Your task —
Can you find the lines of the listing that include "this" and copy every one?

Records to use —

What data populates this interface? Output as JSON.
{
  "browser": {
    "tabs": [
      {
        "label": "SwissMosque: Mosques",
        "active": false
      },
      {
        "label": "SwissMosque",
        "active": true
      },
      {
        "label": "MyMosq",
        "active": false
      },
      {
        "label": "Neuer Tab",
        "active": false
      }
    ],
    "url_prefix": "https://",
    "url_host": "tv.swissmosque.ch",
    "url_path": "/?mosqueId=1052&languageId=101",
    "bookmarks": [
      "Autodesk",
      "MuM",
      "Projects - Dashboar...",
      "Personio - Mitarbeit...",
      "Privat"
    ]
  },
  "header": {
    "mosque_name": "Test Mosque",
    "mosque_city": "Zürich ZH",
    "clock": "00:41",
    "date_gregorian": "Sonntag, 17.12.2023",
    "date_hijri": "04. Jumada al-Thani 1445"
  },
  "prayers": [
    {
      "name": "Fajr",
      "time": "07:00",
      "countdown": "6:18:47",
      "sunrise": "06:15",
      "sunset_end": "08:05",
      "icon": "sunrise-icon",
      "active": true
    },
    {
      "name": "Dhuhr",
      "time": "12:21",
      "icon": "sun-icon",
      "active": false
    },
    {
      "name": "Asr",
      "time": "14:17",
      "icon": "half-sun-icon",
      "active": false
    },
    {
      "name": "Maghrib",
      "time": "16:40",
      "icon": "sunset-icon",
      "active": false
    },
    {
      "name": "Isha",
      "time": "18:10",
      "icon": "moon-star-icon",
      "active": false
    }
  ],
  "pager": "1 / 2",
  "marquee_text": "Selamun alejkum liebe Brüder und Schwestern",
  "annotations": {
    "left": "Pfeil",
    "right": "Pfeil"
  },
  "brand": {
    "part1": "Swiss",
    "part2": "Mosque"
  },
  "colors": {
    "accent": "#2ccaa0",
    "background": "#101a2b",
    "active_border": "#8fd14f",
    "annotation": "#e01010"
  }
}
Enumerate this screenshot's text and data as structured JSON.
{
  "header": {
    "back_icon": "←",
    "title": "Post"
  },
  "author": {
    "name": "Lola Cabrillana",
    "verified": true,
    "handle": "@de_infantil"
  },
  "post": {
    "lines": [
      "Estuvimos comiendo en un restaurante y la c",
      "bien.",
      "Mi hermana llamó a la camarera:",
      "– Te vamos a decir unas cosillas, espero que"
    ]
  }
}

Reply to the task —
What data populates this interface? Output as JSON.
Enumerate this screenshot's text and data as structured JSON.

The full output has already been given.